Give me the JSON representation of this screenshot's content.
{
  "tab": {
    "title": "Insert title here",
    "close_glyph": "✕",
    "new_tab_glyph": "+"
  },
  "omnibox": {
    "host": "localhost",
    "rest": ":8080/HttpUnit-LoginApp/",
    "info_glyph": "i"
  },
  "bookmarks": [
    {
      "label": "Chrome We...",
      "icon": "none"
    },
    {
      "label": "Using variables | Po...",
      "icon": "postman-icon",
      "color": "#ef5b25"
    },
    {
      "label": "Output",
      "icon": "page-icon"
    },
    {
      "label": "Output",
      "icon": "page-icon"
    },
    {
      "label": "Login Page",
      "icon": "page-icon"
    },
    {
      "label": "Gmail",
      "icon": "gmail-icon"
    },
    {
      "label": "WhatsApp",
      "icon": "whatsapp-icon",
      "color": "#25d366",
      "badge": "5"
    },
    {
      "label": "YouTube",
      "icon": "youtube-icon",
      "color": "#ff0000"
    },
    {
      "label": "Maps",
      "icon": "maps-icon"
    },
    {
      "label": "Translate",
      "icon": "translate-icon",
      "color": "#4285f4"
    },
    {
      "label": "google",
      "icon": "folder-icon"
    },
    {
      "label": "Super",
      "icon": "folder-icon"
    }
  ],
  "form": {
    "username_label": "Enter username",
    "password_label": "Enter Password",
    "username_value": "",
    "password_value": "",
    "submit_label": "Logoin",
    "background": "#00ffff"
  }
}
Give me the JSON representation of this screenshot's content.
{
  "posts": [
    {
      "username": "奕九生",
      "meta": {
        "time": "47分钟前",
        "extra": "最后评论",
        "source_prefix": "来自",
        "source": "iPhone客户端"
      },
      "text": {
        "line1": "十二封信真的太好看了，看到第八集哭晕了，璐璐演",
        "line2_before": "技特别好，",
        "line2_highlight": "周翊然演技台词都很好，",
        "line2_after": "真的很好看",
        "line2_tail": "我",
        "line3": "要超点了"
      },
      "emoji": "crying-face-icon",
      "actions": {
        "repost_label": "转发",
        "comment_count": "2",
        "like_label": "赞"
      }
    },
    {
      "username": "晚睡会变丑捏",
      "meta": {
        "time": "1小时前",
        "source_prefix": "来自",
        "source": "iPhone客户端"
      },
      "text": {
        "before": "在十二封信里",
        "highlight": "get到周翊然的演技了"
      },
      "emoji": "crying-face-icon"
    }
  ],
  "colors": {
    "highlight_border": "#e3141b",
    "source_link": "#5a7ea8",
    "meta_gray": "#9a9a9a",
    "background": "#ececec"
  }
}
******************************
### Exercise brief
Go through the entries above and copy every line containing "face".

### Solution to this problem
      "emoji": "crying-face-icon",
      "emoji": "crying-face-icon"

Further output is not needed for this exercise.